DIRECTIONS FOR THIS TASK>
Check each line of the records below and collect those holding "staked".

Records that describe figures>
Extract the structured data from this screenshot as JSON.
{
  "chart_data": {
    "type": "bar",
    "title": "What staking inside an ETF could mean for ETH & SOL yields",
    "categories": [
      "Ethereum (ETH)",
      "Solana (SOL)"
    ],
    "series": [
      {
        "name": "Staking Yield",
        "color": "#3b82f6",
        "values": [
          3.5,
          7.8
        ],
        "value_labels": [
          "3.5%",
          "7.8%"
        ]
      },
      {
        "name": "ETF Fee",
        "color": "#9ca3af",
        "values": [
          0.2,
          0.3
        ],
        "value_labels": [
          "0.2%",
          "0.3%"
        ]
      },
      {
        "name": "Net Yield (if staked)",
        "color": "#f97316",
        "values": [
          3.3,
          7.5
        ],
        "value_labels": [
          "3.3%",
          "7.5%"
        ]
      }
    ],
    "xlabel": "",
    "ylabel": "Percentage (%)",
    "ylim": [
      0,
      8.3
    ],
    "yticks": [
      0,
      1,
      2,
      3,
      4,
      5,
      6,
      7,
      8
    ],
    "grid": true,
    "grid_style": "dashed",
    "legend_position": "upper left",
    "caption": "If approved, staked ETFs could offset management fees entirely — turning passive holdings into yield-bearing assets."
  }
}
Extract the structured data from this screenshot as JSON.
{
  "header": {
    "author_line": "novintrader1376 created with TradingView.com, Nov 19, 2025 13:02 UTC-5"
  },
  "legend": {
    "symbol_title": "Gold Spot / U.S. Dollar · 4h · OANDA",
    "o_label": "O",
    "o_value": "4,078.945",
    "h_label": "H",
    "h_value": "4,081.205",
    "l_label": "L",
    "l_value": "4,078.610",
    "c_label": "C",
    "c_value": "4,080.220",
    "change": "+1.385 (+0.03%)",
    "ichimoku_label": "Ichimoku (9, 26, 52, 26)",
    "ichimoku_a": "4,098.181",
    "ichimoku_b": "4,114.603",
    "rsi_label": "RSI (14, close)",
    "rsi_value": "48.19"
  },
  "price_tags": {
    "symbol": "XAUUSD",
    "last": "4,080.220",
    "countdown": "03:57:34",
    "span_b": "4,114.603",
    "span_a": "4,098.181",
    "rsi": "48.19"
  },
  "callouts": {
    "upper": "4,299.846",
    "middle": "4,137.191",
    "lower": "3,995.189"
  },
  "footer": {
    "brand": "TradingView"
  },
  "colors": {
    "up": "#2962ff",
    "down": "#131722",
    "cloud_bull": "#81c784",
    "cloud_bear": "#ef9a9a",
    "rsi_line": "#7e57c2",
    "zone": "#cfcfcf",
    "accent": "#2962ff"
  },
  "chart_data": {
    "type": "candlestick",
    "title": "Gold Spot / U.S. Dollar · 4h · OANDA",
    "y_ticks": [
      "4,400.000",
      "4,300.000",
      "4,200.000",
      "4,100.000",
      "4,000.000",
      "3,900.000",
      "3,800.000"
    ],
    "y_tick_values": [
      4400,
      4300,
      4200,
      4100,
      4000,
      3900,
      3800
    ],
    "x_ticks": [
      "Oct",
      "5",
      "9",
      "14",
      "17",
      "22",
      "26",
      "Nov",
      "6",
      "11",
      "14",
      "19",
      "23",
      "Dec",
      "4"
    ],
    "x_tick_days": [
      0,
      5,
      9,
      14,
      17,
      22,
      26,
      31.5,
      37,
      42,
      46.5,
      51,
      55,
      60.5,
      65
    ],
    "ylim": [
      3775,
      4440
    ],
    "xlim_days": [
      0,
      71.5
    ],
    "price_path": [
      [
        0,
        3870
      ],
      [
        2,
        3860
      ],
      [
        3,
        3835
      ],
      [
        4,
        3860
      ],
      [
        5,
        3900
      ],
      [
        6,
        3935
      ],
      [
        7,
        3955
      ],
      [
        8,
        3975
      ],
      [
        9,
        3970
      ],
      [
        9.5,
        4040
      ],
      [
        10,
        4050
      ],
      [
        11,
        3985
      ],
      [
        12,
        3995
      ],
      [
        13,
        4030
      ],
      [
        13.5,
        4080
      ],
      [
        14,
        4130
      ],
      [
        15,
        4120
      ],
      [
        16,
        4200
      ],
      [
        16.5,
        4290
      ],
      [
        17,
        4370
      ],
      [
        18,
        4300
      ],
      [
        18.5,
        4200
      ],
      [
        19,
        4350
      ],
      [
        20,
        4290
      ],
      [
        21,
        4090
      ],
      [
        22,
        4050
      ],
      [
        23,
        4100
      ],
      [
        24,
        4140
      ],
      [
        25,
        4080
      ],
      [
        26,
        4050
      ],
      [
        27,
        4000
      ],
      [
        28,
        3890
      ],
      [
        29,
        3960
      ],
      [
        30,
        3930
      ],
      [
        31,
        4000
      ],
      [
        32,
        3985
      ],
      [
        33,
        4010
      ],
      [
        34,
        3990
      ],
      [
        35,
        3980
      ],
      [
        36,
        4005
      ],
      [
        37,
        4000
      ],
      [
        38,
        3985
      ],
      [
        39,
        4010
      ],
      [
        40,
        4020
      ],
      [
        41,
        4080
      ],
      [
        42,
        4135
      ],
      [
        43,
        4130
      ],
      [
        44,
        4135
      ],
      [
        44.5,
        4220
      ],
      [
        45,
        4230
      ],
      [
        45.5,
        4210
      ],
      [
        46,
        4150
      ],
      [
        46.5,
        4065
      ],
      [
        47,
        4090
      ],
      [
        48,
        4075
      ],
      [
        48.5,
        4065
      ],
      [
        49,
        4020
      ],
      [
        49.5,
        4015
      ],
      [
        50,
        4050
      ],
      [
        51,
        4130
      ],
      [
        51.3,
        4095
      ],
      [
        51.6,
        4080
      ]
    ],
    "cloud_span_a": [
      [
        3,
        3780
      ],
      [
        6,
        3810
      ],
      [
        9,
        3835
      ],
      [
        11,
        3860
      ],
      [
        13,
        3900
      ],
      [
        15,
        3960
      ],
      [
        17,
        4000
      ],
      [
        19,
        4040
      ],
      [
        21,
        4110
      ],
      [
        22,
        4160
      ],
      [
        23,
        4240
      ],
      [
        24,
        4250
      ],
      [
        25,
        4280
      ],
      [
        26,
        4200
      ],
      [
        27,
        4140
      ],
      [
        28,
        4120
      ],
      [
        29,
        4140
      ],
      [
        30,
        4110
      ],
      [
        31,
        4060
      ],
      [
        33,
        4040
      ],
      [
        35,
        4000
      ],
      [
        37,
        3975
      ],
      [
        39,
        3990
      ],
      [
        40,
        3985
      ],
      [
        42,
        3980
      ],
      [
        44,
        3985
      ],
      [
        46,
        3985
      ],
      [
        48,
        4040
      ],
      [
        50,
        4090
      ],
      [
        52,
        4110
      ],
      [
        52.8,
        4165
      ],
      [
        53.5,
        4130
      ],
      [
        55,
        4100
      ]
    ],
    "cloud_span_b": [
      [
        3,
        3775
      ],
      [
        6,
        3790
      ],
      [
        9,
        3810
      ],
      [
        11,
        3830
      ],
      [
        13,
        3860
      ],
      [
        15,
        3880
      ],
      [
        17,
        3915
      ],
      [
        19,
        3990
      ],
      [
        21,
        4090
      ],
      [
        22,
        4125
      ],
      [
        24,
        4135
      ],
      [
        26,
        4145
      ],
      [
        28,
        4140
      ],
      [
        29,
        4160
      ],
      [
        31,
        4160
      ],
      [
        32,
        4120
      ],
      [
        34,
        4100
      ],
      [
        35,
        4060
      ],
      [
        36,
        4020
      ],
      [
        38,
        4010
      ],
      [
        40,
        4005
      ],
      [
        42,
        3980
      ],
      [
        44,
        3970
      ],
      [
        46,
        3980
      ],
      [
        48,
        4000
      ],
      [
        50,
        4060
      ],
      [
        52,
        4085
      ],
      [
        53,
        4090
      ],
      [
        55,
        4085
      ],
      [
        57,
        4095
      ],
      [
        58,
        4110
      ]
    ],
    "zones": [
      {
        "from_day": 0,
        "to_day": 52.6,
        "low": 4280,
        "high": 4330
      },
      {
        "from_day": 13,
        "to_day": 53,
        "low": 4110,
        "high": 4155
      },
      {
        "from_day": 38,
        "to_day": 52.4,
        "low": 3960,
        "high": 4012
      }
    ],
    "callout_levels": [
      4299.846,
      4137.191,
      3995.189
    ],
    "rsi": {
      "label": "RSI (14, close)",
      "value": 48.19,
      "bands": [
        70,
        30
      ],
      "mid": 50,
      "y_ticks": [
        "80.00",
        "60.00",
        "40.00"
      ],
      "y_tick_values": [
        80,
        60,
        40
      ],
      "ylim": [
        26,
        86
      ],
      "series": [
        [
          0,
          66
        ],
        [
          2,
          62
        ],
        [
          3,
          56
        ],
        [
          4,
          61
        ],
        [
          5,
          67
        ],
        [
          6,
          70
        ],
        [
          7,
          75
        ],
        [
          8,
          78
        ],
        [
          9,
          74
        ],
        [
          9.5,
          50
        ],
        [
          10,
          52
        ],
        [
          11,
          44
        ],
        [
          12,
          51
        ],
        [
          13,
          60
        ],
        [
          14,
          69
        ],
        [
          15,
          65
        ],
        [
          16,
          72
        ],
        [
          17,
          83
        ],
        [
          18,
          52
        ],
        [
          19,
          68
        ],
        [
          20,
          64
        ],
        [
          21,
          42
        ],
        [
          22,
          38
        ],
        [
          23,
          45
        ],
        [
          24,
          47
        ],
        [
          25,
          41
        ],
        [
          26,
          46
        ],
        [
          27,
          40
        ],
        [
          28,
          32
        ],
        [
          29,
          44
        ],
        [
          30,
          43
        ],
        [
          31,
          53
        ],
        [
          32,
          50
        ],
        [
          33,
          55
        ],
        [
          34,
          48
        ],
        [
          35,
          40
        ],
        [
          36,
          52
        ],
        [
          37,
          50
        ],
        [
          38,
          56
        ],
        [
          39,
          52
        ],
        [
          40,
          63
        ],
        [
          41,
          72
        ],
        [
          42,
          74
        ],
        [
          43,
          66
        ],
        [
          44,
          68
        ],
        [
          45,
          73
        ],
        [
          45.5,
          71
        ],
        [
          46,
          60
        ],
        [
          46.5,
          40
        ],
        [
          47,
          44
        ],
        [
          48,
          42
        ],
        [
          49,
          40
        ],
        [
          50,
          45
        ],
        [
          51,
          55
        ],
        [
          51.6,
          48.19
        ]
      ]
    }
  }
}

ANSWER TO THIS EXERCISE>
        "name": "Net Yield (if staked)",
    "caption": "If approved, staked ETFs could offset management fees entirely — turning passive holdings into yield-bearing assets."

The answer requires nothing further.